EXCERPTED DATA:

:::::

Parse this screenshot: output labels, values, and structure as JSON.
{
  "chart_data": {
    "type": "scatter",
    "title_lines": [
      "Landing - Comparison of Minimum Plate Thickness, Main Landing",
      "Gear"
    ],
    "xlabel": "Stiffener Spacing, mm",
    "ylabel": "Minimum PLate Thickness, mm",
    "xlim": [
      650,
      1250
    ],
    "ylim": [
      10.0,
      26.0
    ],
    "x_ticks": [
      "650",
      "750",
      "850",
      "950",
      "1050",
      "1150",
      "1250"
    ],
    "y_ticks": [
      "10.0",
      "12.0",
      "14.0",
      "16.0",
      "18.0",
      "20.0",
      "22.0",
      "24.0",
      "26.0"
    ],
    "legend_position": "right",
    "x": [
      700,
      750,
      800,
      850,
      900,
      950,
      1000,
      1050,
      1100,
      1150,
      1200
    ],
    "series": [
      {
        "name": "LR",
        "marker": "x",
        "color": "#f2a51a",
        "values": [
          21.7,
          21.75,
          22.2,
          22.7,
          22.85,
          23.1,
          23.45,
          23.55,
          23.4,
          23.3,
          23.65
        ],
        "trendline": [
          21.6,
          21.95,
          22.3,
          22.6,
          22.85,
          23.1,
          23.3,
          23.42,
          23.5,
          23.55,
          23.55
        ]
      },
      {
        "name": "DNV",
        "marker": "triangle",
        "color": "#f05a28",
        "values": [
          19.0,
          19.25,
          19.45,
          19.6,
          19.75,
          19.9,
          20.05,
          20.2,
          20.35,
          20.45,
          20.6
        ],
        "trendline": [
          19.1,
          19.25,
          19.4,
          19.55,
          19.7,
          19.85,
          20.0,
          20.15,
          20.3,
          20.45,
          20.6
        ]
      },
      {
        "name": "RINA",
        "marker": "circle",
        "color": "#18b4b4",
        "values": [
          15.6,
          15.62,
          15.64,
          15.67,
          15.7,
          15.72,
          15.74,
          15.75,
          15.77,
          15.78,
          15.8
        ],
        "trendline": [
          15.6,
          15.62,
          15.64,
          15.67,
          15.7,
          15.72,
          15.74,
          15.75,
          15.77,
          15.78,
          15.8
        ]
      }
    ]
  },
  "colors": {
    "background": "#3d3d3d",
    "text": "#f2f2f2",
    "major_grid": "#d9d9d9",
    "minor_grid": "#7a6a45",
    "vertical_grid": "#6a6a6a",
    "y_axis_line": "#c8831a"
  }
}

:::::

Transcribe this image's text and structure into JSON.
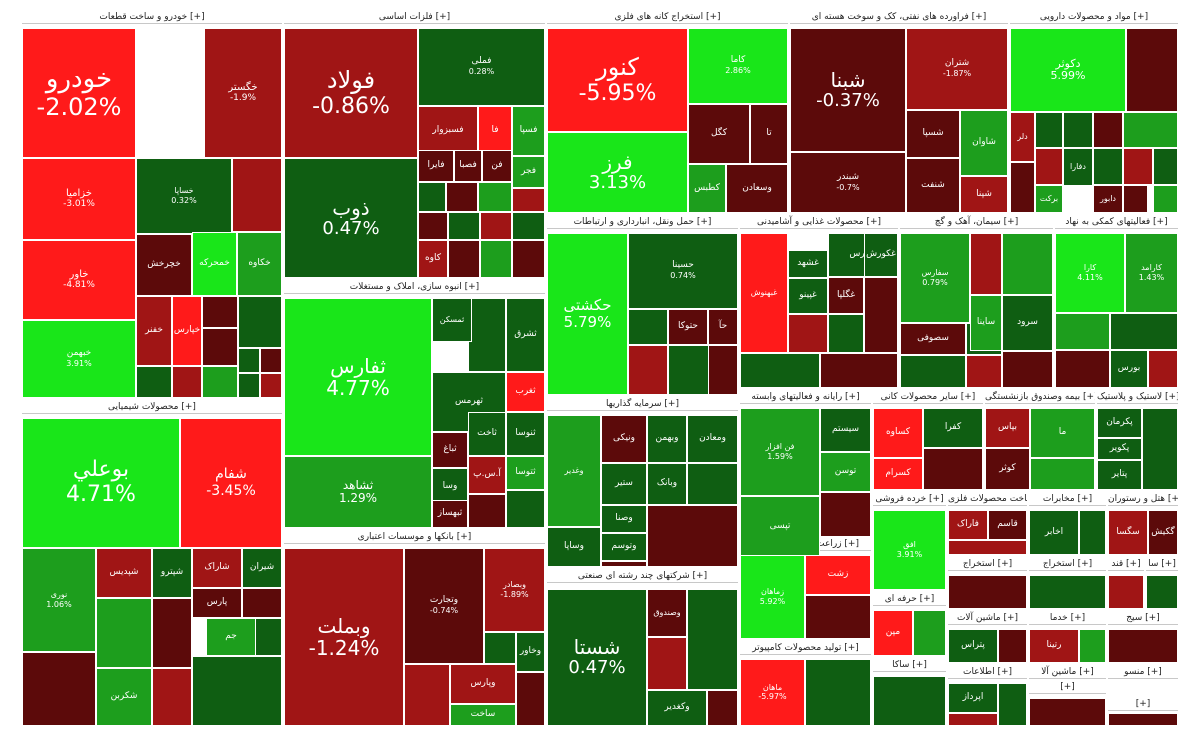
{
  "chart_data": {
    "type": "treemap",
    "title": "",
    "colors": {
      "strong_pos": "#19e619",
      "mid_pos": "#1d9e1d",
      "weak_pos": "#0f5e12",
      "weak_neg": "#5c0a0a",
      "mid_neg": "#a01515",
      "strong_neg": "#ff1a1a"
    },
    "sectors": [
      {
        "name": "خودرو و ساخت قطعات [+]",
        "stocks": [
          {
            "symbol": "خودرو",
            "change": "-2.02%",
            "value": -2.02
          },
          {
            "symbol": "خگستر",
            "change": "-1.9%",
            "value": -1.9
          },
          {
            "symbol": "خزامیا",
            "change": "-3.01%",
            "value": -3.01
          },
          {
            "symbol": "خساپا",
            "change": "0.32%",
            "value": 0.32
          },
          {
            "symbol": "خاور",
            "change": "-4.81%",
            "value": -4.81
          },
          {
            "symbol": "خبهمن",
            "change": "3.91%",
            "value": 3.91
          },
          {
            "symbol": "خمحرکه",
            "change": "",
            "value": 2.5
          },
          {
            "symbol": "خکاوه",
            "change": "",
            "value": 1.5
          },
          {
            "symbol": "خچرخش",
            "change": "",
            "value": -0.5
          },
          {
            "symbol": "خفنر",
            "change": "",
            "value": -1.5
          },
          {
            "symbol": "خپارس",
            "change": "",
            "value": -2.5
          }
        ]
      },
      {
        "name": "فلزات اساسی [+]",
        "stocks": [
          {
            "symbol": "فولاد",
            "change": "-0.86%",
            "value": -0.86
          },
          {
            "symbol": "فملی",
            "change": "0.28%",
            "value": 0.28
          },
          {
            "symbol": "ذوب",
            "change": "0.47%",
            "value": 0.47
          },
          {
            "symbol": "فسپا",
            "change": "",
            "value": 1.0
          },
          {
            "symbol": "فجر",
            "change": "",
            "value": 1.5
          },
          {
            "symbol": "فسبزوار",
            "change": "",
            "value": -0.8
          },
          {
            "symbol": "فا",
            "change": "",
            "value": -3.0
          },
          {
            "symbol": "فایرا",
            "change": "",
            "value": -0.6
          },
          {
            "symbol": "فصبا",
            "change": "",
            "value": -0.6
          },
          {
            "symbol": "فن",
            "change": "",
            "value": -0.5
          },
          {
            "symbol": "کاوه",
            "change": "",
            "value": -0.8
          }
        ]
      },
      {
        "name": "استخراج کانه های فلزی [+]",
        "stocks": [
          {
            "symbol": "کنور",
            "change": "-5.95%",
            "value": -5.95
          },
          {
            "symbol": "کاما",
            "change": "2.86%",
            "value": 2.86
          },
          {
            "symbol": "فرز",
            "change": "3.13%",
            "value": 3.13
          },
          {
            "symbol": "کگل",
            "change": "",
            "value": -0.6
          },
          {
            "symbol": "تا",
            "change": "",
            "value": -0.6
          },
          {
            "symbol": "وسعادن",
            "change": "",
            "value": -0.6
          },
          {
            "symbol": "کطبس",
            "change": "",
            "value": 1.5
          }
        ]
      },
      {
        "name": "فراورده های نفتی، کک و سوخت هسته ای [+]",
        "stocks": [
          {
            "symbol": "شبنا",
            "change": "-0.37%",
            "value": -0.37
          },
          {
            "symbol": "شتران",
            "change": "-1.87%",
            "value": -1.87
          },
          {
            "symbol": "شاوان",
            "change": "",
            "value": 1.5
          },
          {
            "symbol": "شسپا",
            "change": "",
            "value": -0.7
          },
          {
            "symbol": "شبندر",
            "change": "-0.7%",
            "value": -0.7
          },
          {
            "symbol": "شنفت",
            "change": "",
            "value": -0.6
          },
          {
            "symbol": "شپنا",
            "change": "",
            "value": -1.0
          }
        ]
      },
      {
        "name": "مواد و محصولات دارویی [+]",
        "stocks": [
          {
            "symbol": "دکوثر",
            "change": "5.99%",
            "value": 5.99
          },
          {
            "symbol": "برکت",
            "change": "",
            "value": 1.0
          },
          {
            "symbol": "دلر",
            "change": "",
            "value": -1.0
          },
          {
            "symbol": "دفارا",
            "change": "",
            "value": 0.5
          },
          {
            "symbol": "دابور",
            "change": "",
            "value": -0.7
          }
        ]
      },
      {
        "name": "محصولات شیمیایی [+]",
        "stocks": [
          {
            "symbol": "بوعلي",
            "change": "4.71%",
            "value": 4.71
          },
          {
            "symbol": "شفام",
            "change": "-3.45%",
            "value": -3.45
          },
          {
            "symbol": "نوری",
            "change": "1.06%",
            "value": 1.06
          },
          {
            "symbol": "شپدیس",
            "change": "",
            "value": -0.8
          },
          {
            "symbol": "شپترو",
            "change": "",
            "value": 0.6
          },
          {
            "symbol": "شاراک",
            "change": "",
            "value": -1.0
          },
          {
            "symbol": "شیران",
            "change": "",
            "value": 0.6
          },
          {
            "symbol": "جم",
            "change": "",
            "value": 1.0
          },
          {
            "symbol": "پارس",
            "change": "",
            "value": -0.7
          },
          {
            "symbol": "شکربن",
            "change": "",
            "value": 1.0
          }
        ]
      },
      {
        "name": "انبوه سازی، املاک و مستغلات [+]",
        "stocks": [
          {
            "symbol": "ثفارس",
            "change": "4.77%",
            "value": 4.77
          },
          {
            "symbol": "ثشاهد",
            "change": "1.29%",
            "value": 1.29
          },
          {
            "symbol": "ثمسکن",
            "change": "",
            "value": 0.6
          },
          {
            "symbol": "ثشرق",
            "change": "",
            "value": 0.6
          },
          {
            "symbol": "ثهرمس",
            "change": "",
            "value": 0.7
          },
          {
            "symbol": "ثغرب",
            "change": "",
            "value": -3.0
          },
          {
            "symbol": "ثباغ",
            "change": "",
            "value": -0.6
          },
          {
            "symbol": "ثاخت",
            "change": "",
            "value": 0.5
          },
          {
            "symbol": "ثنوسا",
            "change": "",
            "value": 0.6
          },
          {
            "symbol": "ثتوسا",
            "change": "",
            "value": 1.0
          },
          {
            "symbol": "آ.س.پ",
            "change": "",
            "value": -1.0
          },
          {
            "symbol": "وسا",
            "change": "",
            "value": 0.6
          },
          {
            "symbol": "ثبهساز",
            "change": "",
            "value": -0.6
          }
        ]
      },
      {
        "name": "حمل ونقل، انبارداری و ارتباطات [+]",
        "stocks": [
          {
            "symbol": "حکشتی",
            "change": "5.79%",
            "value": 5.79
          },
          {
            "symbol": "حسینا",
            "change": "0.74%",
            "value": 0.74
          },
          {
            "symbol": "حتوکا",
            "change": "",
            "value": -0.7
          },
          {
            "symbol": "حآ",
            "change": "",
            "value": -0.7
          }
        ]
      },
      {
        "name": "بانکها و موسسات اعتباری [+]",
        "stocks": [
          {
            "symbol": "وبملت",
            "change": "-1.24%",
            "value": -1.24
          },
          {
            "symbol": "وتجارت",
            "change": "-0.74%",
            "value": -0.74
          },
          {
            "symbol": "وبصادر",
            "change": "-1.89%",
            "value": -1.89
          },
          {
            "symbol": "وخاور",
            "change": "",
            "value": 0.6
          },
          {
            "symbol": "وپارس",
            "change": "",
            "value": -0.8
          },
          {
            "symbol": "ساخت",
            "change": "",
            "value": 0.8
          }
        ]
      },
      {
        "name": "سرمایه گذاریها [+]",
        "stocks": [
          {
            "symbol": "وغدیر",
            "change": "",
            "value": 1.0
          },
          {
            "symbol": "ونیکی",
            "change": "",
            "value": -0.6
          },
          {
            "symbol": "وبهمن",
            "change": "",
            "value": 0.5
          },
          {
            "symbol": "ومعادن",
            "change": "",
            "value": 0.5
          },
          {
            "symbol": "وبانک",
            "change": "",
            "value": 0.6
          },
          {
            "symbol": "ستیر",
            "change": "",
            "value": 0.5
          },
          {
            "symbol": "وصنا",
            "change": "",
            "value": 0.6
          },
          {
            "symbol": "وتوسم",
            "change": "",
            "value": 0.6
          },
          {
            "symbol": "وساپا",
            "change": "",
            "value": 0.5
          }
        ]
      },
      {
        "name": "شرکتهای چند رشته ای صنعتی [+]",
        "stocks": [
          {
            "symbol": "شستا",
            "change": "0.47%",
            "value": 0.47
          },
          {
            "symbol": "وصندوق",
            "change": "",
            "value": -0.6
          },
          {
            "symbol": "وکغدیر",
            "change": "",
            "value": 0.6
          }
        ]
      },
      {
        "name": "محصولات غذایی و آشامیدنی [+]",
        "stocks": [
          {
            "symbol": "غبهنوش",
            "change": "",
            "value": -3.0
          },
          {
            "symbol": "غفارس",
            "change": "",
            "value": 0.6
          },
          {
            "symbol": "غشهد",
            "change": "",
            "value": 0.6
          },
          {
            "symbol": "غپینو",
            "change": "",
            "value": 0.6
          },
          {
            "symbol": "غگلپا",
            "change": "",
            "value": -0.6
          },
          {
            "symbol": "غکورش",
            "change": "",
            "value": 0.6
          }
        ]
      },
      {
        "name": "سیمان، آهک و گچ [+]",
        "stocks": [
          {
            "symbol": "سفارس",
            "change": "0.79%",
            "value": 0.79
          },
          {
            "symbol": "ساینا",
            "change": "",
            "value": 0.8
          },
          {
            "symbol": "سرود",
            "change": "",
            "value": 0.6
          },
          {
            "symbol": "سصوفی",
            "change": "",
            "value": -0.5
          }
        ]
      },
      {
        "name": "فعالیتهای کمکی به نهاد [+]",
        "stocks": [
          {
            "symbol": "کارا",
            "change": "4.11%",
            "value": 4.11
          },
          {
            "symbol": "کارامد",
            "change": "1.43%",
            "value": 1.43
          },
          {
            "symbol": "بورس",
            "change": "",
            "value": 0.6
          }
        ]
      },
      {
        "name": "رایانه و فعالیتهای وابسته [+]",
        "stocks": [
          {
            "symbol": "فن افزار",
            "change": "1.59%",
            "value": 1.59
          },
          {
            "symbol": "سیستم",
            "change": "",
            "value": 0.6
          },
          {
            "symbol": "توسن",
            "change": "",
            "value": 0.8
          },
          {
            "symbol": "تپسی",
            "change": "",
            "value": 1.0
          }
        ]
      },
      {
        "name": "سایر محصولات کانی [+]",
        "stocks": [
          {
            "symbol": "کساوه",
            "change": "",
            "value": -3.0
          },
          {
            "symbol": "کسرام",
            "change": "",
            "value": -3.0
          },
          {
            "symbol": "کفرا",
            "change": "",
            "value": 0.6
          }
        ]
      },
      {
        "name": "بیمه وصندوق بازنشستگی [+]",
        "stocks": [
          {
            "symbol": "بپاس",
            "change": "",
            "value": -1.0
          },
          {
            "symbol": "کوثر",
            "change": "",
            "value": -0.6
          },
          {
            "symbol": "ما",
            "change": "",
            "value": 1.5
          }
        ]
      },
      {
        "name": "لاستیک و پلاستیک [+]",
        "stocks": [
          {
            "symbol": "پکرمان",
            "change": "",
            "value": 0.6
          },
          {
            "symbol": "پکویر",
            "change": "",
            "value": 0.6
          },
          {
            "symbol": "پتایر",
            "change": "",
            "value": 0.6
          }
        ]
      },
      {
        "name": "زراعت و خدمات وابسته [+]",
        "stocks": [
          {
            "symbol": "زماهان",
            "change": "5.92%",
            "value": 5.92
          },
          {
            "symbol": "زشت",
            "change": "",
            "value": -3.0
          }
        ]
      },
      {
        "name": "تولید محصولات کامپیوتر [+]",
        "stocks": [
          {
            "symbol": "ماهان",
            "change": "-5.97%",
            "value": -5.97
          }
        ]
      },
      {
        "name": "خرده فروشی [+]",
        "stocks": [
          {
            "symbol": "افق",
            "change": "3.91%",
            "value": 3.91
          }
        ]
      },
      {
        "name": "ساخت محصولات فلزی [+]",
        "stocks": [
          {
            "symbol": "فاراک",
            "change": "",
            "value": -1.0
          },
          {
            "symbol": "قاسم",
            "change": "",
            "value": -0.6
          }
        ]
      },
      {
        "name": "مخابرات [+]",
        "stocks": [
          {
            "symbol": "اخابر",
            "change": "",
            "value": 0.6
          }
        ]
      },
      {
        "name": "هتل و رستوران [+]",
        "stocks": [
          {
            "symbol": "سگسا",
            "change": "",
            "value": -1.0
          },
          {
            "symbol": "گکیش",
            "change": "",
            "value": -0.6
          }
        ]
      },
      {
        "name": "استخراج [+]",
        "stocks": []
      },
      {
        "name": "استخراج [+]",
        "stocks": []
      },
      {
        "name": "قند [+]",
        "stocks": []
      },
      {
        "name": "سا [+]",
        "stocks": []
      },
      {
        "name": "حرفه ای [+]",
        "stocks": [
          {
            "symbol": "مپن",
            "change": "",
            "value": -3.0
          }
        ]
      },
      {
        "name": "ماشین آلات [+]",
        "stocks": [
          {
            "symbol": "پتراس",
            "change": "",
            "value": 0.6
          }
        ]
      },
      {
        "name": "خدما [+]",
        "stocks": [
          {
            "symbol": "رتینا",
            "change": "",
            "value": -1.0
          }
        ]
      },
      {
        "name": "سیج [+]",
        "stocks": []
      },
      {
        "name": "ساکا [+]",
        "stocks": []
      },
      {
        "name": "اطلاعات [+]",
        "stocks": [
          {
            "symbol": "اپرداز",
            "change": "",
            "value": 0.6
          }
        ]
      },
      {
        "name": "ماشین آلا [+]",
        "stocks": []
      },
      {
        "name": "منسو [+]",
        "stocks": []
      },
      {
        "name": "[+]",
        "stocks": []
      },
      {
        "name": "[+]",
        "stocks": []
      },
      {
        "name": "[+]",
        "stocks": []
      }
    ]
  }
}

:::::

PROBLEM STATEMENT: Find and copy each line above that includes the string "خودرو".

PROBLEM SOLUTION:
        "name": "خودرو و ساخت قطعات [+]",
            "symbol": "خودرو",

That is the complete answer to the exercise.